Fragmento del texto |
· · · · · · ·
Por Álex Figueroa

«Vamos, bendigan al Señor su Dios desde ahora y para siempre! ¡Bendito seas, Señor! ¡Sea exaltado tu glorioso *nombre, que está por encima de toda bendición y alabanza! ¡Sólo tú eres el Señor! Tú has hecho los cielos, y los cielos de los cielos con todas sus estrellas. Tú le das vida a todo lo creado: la tierra y el mar con todo lo que hay en ellos. ¡Por eso te adoran los ejércitos del cielo!» Nehemías 9:5-6

 

Texto base: Nehemías 9:1-15

El domingo anterior nuestro hermano Pablo nos habló de cómo el pueblo de Dios reaccionó ante su Palabra, la que fue expuesta delante de ellos por aquellos que el Señor llamó y calificó para ello.

Vimos que hubo gozo en medio de ellos por haber recibido las Escrituras, por el arrepentimiento, y porque era el día santo señalado por el Señor para que se regocijaran. Todo esto redundó en obediencia del pueblo.

Hoy veremos cómo el pueblo se dispone a confesar sus pecados, y en este contexto reconoce de forma pública y unánime la grandeza y la fidelidad del Señor.

(vv. 1-3) Este pasaje nos muestra que el pueblo se congregó con el propósito claro de arrepentirse como un solo hombre, como un cuerpo. Los elementos que se enumeran son típicos de estas instancias de arrepentimiento: ayunar, vestirse de luto y echar cenizas o polvo sobre la propia cabeza.

Estos momentos de lamentación, arrepentimiento y luto podían ser individuales o nacionales. En este caso estamos ante un arrepentimiento nacional.

Como vimos en el libro de Esdras, estos eventos de arrepentimiento podían durar varios días, e incluían un profundo sentido de la solemnidad y la reverencia, silencio, comunión con la Palabra de Dios y confesión de pecados.

El ayuno era ocupado como una expresión de tristeza, en donde el sufrimiento provocado por la privación de comida llevaba a la reflexión sobre el propio pecado, y a considerar que sólo estamos completos en el Señor.

El vestido de luto generalmente era negro, y estaba hecho de pelo de cabra. Podía ser solo un taparrabo, o podía cubrir todo el cuerpo. Llevarlo era molesto, y esa incomodidad recordaba a quien usaba esta vestimenta que no podía sentirse confortable en esa situación, que debía lamentarse y afligirse por su pecado, o por el dolor que estaba viviendo. Generalmente era usado por los profetas, quienes llamaban al pueblo a lamentarse y a arrepentirse de su pecado.

La indignación también se expresaba arrojando polvo o ceniza al aire, y sobre la propia cabeza. Esto reflejaba la fragilidad de la vida, ya que se relaciona con la verdad de que somos polvo, y al polvo volveremos.
· · · · · · ·
Listado |
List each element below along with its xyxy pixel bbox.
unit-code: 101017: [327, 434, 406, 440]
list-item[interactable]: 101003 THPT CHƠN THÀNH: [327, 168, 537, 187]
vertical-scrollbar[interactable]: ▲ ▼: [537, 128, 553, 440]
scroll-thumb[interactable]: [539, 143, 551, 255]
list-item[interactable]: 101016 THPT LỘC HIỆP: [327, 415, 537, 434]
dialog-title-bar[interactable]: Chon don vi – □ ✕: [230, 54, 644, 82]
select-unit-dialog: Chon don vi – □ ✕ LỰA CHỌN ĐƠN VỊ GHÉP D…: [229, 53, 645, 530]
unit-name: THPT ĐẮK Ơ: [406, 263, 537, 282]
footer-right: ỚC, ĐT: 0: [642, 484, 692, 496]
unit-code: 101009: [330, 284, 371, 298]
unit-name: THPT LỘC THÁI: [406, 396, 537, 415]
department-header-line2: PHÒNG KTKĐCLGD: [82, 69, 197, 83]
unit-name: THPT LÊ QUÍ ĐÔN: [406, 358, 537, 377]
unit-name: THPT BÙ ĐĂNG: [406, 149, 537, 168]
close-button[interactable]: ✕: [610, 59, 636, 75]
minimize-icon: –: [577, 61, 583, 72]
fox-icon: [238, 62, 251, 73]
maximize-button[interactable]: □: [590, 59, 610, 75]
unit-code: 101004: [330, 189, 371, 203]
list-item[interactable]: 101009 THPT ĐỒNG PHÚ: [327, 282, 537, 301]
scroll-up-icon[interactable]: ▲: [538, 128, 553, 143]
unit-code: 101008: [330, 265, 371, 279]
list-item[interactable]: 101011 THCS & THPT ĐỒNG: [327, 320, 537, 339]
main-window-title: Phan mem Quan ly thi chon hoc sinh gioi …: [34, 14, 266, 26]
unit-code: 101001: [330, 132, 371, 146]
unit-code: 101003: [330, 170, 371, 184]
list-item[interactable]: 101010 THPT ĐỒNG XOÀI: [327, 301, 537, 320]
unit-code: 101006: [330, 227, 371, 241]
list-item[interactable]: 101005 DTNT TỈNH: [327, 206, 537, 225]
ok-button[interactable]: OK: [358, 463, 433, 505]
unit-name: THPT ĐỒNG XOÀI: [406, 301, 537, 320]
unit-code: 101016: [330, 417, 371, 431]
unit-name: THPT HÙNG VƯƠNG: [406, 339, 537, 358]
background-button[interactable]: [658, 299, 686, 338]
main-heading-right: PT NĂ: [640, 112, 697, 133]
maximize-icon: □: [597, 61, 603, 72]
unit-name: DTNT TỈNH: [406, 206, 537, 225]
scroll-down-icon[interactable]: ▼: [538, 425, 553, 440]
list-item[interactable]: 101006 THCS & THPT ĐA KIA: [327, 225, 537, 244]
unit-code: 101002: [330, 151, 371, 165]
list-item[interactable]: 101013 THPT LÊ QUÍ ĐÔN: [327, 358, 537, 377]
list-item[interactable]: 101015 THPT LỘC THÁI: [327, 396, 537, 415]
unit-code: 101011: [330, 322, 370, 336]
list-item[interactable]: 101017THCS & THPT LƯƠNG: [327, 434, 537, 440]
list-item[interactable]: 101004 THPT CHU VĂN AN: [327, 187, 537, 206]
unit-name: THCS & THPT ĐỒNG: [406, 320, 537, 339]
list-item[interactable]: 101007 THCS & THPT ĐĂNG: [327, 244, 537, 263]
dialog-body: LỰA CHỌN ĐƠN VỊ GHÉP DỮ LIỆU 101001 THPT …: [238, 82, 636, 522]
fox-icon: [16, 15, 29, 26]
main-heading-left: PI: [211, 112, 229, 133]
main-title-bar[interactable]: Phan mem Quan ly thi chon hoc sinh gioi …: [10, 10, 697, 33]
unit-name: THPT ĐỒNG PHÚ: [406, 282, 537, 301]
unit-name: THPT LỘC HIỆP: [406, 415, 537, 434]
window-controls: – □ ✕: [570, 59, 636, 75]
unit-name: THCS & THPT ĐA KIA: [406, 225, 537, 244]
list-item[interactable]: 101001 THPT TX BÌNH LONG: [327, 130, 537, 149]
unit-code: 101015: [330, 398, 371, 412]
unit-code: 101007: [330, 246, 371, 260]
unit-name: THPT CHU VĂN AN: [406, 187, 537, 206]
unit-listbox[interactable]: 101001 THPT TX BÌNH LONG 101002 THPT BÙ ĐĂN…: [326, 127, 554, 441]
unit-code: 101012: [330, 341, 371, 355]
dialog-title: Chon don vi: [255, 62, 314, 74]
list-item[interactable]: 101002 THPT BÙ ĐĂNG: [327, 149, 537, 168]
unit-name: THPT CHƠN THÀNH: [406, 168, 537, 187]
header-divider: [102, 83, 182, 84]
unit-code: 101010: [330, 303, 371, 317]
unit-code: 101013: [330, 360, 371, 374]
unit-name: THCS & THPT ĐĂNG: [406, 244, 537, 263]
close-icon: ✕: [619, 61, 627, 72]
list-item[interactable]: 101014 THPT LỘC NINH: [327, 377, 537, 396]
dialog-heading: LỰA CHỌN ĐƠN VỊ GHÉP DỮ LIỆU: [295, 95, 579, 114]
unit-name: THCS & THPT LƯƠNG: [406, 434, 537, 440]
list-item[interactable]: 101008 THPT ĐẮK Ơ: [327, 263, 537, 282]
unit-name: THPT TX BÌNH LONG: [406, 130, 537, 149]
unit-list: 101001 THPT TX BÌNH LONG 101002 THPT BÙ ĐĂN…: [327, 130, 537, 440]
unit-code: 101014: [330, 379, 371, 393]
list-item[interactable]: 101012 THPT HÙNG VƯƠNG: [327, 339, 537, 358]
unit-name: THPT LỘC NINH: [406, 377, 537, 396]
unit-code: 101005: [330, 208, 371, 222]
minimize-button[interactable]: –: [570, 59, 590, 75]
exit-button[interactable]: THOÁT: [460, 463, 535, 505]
· · · · · · ·
Enunciado 1 |
Según el texto sobre Nehemías 9, ¿de qué material estaba hecho generalmente el vestido de luto?
Enunciado 2 |
Extrae sin cambios del texto sobre Nehemías 9 el pasaje que comienza con las palabras que contienen "Texto base: Nehemías" y termina con "calificó para ello.".
Enunciado 3 |
Por favor, continúa el texto sobre Nehemías 9 a partir de su última oración.
Los registros provienen de otra fuente.

Respuesta 1 |
De pelo de cabra.

Respuesta 2 |
Texto base: Nehemías 9:1-15

El domingo anterior nuestro hermano Pablo nos habló de cómo el pueblo de Dios reaccionó ante su Palabra, la que fue expuesta delante de ellos por aquellos que el Señor llamó y calificó para ello.

Respuesta 3 |
Ahora, ¿Qué pecado confesaban? (v. 2). Distintos comentarios apoyan la idea que se trataba de la unión entre hombres hebreos y mujeres paganas extranjeras. Todo indica que el proceso de divorcio que había comenzado en Esdras cap. 10 no fue total, por lo que algunos todavía seguían casados en desobediencia, o algunos habían contraído matrimonio a lo largo de los años. Sin embargo, como predicó Pablo los domingos anteriores, el pueblo fue expuesto ante la ley del Señor, y esa Palabra obró en sus corazones llevándolos al arrepentimiento, a apartarse del mal que habían hecho rebelándose contra la voluntad perfecta de Dios.

Habiéndose separado, entonces, de los extranjeros a quienes se habían unido en desobediencia, se aprestaban ahora a confesar su pecado y arrepentirse públicamente, como un cuerpo delante de Dios.

Ahora bien, muchos pueden estar preocupados pensando que la Biblia es racista. Sin embargo, como aclaramos cuando tratamos este tema en el libro de Esdras, el asunto tenía que ver con que el pueblo de Israel era un pueblo santo para Dios, y el mezclarse con los pueblos de la región haría que comenzaran a adoptar su idolatría, sus ritos y costumbres que contradecían las Escrituras y que habían provocado a ira al Señor. En otras palabras, la oposición a los matrimonios mixtos no era un prejuicio racial, ya que los judíos y los no judíos de esta área compartían el mismo trasfondo racial, ya que todos pertenecían al grupo semita.

En suma, las razones eran estrictamente espirituales. Si se fijan, en los ejemplos bíblicos anteriores en los que ocurrió lo mismo, el casarse con extranjeros siempre estuvo ligado a la decadencia espiritual y la idolatría. El que se casara con un pagano se veía inclinado a adoptar las creencias y prácticas paganas de esa persona. Si los israelitas fueron tan insensibles para desobedecer a Dios en algo tan importante como el matrimonio, no podían ser lo suficientemente fuertes para permanecer firmes ante la idolatría de sus cónyuges.

Volviendo a nuestro texto, esta oración de confesión de pecados que se extiende por todo el cap. 9, contiene elementos que pueden servirnos de ejemplo para nuestras propias oraciones. Reconoce la gracia y el poder de Dios i) en la creación, ii) en el pacto con Abraham, iii) en Egipto y en el mar Rojo, iv) en el desierto y en el Sinaí, v) durante la conquista de Canaán, vi) en los tiempos de los jueces, vii) a través de los profetas y viii) en la situación presente.

El comentario de la Biblia de estudio NVI, señala sobre este pasaje:

«El recuerdo histórico, el repaso de la historia de la salvación, s un ingrediente indispensable de la adoración. El culto se nutre y se llena de sentido en la medida en que se apropia de los grandes episodios de la historia sagrada. El pasado ilumina el presente y lo proyecta hacia un futuro de esperanza y restauración. La Creación, el pecado y la redención se entrelazan en la rica teología expresada en esta oración».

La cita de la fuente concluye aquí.